-- Information supplied --

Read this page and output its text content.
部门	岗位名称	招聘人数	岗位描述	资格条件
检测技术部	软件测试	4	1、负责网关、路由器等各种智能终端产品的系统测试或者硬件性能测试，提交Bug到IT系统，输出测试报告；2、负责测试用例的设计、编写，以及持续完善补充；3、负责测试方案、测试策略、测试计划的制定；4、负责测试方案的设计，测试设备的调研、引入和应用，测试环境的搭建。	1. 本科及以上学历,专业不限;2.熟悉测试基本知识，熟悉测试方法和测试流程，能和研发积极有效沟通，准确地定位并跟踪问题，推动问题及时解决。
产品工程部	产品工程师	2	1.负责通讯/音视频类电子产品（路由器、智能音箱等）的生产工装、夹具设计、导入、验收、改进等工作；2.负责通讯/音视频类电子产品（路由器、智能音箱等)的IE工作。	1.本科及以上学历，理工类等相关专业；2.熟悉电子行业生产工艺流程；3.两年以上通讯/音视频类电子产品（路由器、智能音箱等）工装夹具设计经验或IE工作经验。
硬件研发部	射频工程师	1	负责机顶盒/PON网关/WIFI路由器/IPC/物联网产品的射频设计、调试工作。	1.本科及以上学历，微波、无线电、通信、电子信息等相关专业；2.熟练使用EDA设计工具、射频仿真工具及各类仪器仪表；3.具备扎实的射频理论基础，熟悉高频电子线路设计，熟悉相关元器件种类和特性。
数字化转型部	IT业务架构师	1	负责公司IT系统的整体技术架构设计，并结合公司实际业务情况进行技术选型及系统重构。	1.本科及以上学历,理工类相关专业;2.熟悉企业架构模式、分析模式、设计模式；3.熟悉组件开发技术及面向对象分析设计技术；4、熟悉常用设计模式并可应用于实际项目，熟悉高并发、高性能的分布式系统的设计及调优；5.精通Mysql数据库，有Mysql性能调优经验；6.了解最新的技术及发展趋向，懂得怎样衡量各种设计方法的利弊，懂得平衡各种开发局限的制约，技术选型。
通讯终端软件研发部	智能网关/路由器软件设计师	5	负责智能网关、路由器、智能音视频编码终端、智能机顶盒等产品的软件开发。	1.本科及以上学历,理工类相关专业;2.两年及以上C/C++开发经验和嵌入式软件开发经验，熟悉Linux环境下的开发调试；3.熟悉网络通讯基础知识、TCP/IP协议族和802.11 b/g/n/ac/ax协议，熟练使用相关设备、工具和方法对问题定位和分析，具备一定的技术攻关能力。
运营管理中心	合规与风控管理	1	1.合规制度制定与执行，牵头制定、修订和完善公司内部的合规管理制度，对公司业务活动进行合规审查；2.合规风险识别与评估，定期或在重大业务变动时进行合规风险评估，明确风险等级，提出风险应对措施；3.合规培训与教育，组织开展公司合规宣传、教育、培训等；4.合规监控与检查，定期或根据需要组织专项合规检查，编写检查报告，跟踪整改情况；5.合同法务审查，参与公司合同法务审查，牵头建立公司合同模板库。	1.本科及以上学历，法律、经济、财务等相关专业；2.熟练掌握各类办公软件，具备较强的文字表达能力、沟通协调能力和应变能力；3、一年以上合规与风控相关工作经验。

-- The exercise --
Extract every line above containing the word "本科及以上学历".

-- The reply --
检测技术部	软件测试	4	1、负责网关、路由器等各种智能终端产品的系统测试或者硬件性能测试，提交Bug到IT系统，输出测试报告；2、负责测试用例的设计、编写，以及持续完善补充；3、负责测试方案、测试策略、测试计划的制定；4、负责测试方案的设计，测试设备的调研、引入和应用，测试环境的搭建。	1. 本科及以上学历,专业不限;2.熟悉测试基本知识，熟悉测试方法和测试流程，能和研发积极有效沟通，准确地定位并跟踪问题，推动问题及时解决。
产品工程部	产品工程师	2	1.负责通讯/音视频类电子产品（路由器、智能音箱等）的生产工装、夹具设计、导入、验收、改进等工作；2.负责通讯/音视频类电子产品（路由器、智能音箱等)的IE工作。	1.本科及以上学历，理工类等相关专业；2.熟悉电子行业生产工艺流程；3.两年以上通讯/音视频类电子产品（路由器、智能音箱等）工装夹具设计经验或IE工作经验。
硬件研发部	射频工程师	1	负责机顶盒/PON网关/WIFI路由器/IPC/物联网产品的射频设计、调试工作。	1.本科及以上学历，微波、无线电、通信、电子信息等相关专业；2.熟练使用EDA设计工具、射频仿真工具及各类仪器仪表；3.具备扎实的射频理论基础，熟悉高频电子线路设计，熟悉相关元器件种类和特性。
数字化转型部	IT业务架构师	1	负责公司IT系统的整体技术架构设计，并结合公司实际业务情况进行技术选型及系统重构。	1.本科及以上学历,理工类相关专业;2.熟悉企业架构模式、分析模式、设计模式；3.熟悉组件开发技术及面向对象分析设计技术；4、熟悉常用设计模式并可应用于实际项目，熟悉高并发、高性能的分布式系统的设计及调优；5.精通Mysql数据库，有Mysql性能调优经验；6.了解最新的技术及发展趋向，懂得怎样衡量各种设计方法的利弊，懂得平衡各种开发局限的制约，技术选型。
通讯终端软件研发部	智能网关/路由器软件设计师	5	负责智能网关、路由器、智能音视频编码终端、智能机顶盒等产品的软件开发。	1.本科及以上学历,理工类相关专业;2.两年及以上C/C++开发经验和嵌入式软件开发经验，熟悉Linux环境下的开发调试；3.熟悉网络通讯基础知识、TCP/IP协议族和802.11 b/g/n/ac/ax协议，熟练使用相关设备、工具和方法对问题定位和分析，具备一定的技术攻关能力。
运营管理中心	合规与风控管理	1	1.合规制度制定与执行，牵头制定、修订和完善公司内部的合规管理制度，对公司业务活动进行合规审查；2.合规风险识别与评估，定期或在重大业务变动时进行合规风险评估，明确风险等级，提出风险应对措施；3.合规培训与教育，组织开展公司合规宣传、教育、培训等；4.合规监控与检查，定期或根据需要组织专项合规检查，编写检查报告，跟踪整改情况；5.合同法务审查，参与公司合同法务审查，牵头建立公司合同模板库。	1.本科及以上学历，法律、经济、财务等相关专业；2.熟练掌握各类办公软件，具备较强的文字表达能力、沟通协调能力和应变能力；3、一年以上合规与风控相关工作经验。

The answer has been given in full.